### Direction
Which lines include the word "JSON"? Copy each of them.

### Excerpted records
---------------

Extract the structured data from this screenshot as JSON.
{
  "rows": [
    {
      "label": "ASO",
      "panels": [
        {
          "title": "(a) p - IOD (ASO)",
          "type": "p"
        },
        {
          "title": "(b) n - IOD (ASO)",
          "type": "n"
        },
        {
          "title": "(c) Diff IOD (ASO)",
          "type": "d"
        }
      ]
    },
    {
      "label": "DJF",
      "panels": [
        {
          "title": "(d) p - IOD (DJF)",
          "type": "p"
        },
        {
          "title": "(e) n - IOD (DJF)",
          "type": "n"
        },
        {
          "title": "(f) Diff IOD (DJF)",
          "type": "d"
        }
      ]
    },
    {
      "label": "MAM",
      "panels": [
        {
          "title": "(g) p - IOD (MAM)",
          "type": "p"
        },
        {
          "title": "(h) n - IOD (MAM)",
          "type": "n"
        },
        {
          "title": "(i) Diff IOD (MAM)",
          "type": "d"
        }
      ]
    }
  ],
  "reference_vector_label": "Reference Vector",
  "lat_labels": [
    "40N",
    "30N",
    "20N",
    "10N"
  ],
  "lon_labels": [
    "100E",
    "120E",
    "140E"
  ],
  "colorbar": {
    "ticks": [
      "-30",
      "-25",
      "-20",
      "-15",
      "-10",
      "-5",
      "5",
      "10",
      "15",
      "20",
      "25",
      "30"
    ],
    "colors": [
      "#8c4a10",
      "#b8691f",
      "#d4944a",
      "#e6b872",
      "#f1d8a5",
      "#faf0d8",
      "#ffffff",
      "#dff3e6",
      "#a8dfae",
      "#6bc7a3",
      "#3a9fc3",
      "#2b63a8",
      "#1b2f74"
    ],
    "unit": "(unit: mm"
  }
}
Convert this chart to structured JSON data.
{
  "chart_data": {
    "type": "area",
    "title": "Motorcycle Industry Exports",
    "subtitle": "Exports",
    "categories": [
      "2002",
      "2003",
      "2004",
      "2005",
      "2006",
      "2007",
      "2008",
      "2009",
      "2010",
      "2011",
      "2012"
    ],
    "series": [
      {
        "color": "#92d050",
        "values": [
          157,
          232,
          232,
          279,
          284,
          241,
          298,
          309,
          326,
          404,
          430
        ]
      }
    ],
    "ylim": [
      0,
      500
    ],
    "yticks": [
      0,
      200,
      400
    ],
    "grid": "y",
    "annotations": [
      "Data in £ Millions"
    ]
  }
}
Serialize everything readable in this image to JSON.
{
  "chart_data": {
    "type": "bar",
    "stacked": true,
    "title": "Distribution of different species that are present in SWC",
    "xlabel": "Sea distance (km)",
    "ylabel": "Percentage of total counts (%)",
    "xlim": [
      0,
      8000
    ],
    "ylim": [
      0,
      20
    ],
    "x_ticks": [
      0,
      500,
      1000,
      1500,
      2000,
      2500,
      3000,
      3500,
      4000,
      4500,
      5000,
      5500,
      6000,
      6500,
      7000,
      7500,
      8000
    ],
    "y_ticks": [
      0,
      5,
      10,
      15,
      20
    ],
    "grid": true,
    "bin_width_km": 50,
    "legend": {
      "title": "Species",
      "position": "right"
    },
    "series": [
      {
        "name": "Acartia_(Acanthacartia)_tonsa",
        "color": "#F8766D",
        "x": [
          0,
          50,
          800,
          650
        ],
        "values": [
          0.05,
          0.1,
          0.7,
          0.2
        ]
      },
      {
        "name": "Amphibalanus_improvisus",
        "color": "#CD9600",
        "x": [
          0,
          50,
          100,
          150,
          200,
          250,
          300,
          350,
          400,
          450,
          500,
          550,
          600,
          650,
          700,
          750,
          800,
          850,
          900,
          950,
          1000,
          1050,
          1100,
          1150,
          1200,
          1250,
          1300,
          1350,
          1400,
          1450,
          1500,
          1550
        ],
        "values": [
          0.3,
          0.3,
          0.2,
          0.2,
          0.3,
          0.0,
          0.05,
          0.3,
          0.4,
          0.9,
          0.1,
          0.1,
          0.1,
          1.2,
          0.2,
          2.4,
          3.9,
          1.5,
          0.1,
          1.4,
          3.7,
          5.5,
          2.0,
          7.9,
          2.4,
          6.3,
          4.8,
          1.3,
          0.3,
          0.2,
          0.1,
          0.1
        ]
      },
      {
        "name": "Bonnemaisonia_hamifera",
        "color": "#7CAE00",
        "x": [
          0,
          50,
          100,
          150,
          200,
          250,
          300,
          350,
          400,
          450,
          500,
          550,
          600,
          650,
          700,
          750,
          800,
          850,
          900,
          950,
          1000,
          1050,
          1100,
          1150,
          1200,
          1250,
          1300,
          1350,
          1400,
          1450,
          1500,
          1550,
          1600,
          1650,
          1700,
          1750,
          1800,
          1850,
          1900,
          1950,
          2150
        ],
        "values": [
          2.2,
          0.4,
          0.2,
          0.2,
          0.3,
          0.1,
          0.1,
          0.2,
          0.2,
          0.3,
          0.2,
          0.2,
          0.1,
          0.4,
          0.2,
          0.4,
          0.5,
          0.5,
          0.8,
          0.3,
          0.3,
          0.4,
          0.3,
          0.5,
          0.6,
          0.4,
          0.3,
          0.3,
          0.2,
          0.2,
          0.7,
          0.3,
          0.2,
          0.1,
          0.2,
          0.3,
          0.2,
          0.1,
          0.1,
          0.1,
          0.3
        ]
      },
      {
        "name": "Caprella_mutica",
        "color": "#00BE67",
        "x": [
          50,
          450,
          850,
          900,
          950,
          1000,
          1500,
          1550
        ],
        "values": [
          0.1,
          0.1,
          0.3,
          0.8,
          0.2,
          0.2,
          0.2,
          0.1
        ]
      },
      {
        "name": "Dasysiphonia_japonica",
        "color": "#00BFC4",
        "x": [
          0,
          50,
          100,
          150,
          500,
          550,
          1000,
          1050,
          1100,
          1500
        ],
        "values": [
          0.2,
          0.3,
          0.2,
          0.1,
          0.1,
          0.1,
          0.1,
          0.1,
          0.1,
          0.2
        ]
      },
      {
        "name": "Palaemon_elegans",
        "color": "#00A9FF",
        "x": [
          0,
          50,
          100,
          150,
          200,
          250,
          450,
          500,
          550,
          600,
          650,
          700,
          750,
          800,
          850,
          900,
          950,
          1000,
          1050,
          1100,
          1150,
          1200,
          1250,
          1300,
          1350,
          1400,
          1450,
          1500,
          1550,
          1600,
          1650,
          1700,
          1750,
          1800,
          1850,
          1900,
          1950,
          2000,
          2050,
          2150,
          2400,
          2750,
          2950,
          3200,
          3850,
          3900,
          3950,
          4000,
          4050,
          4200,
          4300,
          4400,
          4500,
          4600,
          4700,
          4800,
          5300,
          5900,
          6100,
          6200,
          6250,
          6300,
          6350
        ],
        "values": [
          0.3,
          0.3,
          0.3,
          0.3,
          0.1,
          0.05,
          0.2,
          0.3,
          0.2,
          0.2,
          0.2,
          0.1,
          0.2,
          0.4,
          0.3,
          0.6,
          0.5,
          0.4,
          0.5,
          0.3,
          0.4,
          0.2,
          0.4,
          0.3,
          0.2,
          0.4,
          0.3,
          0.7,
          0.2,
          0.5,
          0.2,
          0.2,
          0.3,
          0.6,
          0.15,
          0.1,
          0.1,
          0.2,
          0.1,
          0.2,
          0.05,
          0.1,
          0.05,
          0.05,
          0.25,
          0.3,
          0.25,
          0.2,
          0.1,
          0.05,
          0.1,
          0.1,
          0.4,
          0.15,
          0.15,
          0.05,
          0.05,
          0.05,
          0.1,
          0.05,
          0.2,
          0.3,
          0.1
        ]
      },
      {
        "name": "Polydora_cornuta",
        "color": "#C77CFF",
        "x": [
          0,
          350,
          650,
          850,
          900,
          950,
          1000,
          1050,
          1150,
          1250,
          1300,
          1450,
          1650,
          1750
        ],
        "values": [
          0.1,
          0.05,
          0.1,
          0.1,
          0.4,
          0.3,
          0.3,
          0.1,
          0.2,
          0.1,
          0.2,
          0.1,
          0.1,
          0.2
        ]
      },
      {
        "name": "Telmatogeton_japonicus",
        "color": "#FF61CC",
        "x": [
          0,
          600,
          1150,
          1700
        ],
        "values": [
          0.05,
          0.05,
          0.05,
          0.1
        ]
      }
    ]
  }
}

---------------

### The output
Extract the structured data from this screenshot as JSON.
Convert this chart to structured JSON data.
Serialize everything readable in this image to JSON.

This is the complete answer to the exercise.